Stored data
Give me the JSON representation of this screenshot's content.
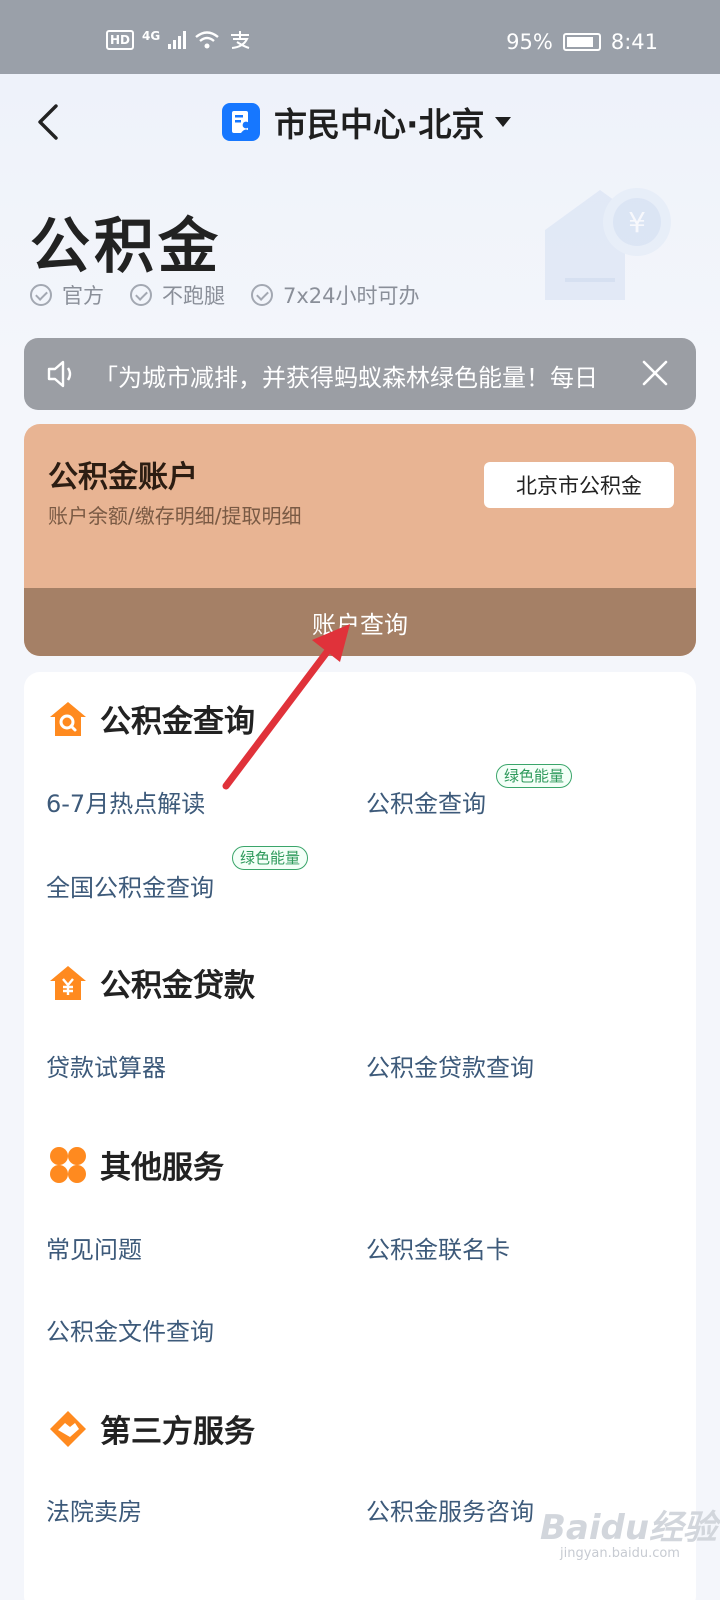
{
  "status_bar": {
    "hd": "HD",
    "network": "4G",
    "battery": "95%",
    "time": "8:41"
  },
  "nav": {
    "title": "市民中心·北京"
  },
  "header": {
    "title": "公积金",
    "tags": [
      "官方",
      "不跑腿",
      "7x24小时可办"
    ]
  },
  "notice": {
    "text": "「为城市减排，并获得蚂蚁森林绿色能量！每日"
  },
  "account": {
    "title": "公积金账户",
    "subtitle": "账户余额/缴存明细/提取明细",
    "city_button": "北京市公积金",
    "query_button": "账户查询"
  },
  "sections": [
    {
      "title": "公积金查询",
      "icon": "house-search-icon",
      "items": [
        {
          "label": "6-7月热点解读",
          "badge": ""
        },
        {
          "label": "公积金查询",
          "badge": "绿色能量"
        },
        {
          "label": "全国公积金查询",
          "badge": "绿色能量"
        }
      ]
    },
    {
      "title": "公积金贷款",
      "icon": "house-yen-icon",
      "items": [
        {
          "label": "贷款试算器",
          "badge": ""
        },
        {
          "label": "公积金贷款查询",
          "badge": ""
        }
      ]
    },
    {
      "title": "其他服务",
      "icon": "four-dots-icon",
      "items": [
        {
          "label": "常见问题",
          "badge": ""
        },
        {
          "label": "公积金联名卡",
          "badge": ""
        },
        {
          "label": "公积金文件查询",
          "badge": ""
        }
      ]
    },
    {
      "title": "第三方服务",
      "icon": "handshake-icon",
      "items": [
        {
          "label": "法院卖房",
          "badge": ""
        },
        {
          "label": "公积金服务咨询",
          "badge": ""
        }
      ]
    }
  ],
  "watermark": {
    "brand": "Baidu经验",
    "url": "jingyan.baidu.com"
  },
  "colors": {
    "accent": "#1677ff",
    "card": "#e8b493",
    "card_footer": "#a58066",
    "section_icon": "#ff8a1f",
    "badge": "#2e9a5c",
    "arrow": "#e0323a"
  }
}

= SHORT EXERCISE =
Leave out the pictures and transcribe the entries above exactly.

= OUTPUT =
Give me the JSON representation of this screenshot's content.
{
  "status_bar": {
    "hd": "HD",
    "network": "4G",
    "battery": "95%",
    "time": "8:41"
  },
  "nav": {
    "title": "市民中心·北京"
  },
  "header": {
    "title": "公积金",
    "tags": [
      "官方",
      "不跑腿",
      "7x24小时可办"
    ]
  },
  "notice": {
    "text": "「为城市减排，并获得蚂蚁森林绿色能量！每日"
  },
  "account": {
    "title": "公积金账户",
    "subtitle": "账户余额/缴存明细/提取明细",
    "city_button": "北京市公积金",
    "query_button": "账户查询"
  },
  "sections": [
    {
      "title": "公积金查询",
      "icon": "house-search-icon",
      "items": [
        {
          "label": "6-7月热点解读",
          "badge": ""
        },
        {
          "label": "公积金查询",
          "badge": "绿色能量"
        },
        {
          "label": "全国公积金查询",
          "badge": "绿色能量"
        }
      ]
    },
    {
      "title": "公积金贷款",
      "icon": "house-yen-icon",
      "items": [
        {
          "label": "贷款试算器",
          "badge": ""
        },
        {
          "label": "公积金贷款查询",
          "badge": ""
        }
      ]
    },
    {
      "title": "其他服务",
      "icon": "four-dots-icon",
      "items": [
        {
          "label": "常见问题",
          "badge": ""
        },
        {
          "label": "公积金联名卡",
          "badge": ""
        },
        {
          "label": "公积金文件查询",
          "badge": ""
        }
      ]
    },
    {
      "title": "第三方服务",
      "icon": "handshake-icon",
      "items": [
        {
          "label": "法院卖房",
          "badge": ""
        },
        {
          "label": "公积金服务咨询",
          "badge": ""
        }
      ]
    }
  ],
  "watermark": {
    "brand": "Baidu经验",
    "url": "jingyan.baidu.com"
  },
  "colors": {
    "accent": "#1677ff",
    "card": "#e8b493",
    "card_footer": "#a58066",
    "section_icon": "#ff8a1f",
    "badge": "#2e9a5c",
    "arrow": "#e0323a"
  }
}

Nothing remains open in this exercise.